## [Source data]

┌──

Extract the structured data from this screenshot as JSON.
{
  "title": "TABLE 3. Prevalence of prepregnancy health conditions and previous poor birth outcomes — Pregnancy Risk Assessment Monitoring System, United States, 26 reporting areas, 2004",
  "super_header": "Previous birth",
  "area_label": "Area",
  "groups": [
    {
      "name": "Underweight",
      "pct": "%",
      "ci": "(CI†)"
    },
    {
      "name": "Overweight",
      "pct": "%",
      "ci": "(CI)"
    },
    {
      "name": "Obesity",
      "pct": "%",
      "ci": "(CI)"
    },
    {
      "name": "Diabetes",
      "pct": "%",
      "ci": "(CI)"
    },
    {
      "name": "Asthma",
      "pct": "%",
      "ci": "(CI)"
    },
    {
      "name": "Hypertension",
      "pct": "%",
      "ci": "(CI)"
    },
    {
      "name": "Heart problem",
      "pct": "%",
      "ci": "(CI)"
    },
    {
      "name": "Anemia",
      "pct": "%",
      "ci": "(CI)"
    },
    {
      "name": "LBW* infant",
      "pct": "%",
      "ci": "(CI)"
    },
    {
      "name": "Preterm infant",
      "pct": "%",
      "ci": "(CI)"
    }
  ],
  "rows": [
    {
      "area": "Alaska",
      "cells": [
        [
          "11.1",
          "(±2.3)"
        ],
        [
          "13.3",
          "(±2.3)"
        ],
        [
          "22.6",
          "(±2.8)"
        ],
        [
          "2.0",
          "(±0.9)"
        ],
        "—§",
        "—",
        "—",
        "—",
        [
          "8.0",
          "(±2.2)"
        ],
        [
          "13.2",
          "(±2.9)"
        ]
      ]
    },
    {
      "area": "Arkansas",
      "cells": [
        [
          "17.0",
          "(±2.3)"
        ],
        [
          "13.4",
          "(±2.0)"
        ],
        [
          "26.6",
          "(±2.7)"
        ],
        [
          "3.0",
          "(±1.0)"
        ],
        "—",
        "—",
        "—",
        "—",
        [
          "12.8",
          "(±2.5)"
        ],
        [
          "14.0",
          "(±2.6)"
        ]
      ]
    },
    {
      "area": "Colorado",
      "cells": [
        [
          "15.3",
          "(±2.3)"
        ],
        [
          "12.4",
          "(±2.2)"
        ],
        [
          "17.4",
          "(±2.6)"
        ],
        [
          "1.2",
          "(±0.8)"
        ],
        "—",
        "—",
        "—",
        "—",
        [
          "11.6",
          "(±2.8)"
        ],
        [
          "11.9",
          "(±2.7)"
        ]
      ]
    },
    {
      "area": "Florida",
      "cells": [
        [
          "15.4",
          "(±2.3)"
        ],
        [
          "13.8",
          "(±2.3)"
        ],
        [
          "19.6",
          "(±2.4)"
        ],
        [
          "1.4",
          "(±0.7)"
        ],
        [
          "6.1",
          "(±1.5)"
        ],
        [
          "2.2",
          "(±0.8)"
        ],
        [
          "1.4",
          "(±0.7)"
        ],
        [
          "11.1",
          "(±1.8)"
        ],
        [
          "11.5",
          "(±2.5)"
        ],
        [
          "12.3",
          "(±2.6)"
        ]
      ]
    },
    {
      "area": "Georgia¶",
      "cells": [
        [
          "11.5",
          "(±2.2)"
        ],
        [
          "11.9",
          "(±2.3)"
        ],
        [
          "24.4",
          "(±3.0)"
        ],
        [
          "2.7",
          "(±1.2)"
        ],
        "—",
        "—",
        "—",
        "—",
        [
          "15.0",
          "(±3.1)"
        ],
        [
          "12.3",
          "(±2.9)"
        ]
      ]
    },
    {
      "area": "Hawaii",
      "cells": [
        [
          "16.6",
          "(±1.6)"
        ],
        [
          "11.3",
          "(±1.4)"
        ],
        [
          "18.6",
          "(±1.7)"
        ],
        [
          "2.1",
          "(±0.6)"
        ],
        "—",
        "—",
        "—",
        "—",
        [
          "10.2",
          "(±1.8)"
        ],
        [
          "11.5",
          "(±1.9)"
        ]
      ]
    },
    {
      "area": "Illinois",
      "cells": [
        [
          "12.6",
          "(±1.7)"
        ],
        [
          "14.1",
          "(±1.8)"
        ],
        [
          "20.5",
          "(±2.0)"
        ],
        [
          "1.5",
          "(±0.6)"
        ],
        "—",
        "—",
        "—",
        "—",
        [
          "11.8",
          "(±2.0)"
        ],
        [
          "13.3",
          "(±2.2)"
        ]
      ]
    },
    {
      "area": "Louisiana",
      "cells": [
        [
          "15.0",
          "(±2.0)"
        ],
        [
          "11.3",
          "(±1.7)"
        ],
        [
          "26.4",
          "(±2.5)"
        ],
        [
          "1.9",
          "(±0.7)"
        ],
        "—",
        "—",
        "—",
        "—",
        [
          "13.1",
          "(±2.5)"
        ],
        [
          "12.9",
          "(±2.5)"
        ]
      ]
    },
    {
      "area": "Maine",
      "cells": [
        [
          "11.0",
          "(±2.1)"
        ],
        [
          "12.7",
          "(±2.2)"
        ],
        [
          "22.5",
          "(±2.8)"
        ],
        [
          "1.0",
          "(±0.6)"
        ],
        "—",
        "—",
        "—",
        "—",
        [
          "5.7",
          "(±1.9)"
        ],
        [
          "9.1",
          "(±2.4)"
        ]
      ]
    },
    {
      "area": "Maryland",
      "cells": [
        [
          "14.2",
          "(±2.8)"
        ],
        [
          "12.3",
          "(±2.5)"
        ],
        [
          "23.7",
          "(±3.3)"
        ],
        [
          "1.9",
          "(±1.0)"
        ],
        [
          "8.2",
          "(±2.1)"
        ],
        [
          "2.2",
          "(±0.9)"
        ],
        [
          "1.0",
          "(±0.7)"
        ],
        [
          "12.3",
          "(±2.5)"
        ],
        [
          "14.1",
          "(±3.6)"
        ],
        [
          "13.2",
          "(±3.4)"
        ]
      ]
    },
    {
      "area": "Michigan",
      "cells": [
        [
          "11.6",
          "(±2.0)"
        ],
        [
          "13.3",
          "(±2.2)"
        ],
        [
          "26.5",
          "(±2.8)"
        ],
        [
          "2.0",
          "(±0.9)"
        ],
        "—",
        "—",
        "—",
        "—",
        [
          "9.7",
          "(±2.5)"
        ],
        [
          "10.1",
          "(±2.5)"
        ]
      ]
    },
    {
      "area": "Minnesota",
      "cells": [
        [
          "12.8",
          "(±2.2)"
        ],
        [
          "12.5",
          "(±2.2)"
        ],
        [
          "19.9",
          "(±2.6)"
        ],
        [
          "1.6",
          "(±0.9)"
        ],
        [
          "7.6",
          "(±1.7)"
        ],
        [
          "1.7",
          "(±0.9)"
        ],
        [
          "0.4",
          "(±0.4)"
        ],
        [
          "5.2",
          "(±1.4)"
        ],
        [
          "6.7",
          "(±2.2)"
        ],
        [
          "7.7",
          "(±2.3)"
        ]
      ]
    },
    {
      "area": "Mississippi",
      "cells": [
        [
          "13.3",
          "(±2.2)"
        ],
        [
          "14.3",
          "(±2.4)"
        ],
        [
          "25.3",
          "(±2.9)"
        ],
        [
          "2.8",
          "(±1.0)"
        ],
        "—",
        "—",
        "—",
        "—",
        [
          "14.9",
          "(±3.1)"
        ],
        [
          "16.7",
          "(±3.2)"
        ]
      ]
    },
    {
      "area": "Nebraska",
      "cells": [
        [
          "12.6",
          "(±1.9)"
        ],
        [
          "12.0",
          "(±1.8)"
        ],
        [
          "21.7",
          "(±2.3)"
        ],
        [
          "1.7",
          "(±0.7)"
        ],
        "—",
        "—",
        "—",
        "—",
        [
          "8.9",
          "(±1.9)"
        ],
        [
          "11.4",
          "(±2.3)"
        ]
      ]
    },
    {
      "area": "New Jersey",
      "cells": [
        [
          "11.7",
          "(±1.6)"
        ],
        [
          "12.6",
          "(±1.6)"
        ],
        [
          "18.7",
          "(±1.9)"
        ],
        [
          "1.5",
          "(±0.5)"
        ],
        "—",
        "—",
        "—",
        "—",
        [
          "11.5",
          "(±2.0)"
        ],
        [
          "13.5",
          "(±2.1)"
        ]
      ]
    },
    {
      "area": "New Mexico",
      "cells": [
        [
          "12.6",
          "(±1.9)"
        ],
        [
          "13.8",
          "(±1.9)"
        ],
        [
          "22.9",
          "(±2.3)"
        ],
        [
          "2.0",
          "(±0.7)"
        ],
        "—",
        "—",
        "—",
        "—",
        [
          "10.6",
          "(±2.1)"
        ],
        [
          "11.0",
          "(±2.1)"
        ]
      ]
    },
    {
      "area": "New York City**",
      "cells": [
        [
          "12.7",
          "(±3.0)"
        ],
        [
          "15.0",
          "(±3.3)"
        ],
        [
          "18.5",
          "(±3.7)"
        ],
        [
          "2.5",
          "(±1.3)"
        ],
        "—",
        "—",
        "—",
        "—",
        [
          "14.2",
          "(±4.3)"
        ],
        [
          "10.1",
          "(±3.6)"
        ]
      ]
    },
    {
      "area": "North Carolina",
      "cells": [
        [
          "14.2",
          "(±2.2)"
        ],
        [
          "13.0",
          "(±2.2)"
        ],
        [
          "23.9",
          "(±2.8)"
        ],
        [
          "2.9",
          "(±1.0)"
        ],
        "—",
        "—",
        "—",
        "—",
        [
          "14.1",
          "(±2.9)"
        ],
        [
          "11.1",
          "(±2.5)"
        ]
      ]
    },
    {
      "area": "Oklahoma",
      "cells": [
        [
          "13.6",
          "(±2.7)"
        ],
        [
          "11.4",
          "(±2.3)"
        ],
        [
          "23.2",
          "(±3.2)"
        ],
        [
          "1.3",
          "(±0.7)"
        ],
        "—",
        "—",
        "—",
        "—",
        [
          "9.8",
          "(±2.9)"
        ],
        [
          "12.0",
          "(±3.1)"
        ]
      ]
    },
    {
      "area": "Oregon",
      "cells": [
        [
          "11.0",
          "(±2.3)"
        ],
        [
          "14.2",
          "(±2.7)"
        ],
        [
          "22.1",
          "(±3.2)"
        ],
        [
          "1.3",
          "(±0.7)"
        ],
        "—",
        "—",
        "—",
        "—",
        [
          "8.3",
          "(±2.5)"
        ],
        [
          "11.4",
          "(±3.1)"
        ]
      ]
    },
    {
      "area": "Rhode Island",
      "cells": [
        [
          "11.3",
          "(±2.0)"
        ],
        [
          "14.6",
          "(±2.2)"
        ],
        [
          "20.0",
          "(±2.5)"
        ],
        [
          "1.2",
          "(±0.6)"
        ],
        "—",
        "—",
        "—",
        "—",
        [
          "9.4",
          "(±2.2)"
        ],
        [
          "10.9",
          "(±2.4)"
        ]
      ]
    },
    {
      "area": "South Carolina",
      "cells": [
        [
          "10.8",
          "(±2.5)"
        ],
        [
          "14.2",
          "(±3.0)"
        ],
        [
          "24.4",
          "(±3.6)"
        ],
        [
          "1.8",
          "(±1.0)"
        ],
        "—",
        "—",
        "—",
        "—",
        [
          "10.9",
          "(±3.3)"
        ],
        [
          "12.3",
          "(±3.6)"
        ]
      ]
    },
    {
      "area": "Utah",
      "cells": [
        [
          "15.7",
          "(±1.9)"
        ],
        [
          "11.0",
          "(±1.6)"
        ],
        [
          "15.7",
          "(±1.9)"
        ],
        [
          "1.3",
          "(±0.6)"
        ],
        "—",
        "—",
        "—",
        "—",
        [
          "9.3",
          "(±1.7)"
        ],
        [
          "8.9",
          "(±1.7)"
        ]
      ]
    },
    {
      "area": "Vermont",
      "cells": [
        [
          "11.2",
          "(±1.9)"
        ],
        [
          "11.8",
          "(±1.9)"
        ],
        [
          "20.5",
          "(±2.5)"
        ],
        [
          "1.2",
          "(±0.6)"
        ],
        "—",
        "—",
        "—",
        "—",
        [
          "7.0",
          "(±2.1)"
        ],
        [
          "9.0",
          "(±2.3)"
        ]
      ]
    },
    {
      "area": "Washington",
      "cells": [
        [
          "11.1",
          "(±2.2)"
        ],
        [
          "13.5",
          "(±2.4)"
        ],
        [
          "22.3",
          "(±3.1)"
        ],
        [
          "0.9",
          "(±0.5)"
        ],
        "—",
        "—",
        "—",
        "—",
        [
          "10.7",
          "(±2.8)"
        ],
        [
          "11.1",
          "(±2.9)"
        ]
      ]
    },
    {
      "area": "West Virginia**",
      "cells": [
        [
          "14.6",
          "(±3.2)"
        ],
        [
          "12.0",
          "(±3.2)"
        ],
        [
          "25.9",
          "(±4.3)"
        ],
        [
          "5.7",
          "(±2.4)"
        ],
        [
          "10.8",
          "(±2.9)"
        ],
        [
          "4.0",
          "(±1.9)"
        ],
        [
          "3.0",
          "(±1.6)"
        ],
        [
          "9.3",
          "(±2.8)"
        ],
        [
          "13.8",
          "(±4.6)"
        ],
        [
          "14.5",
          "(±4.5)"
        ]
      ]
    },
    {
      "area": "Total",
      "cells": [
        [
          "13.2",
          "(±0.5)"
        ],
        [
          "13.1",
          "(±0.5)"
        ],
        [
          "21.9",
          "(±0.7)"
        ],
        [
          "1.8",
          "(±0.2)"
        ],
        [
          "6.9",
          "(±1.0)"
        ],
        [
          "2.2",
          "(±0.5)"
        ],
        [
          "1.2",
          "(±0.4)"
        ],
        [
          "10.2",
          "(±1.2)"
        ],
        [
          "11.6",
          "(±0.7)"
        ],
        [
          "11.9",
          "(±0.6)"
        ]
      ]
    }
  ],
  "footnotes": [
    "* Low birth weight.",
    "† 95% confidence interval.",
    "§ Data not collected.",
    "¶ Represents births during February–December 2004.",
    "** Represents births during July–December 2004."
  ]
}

└──

## [Requirement]
Read the lines above. Gather those in which the string "infant" is found.

## [Response to this exercise]
      "name": "LBW* infant",
      "name": "Preterm infant",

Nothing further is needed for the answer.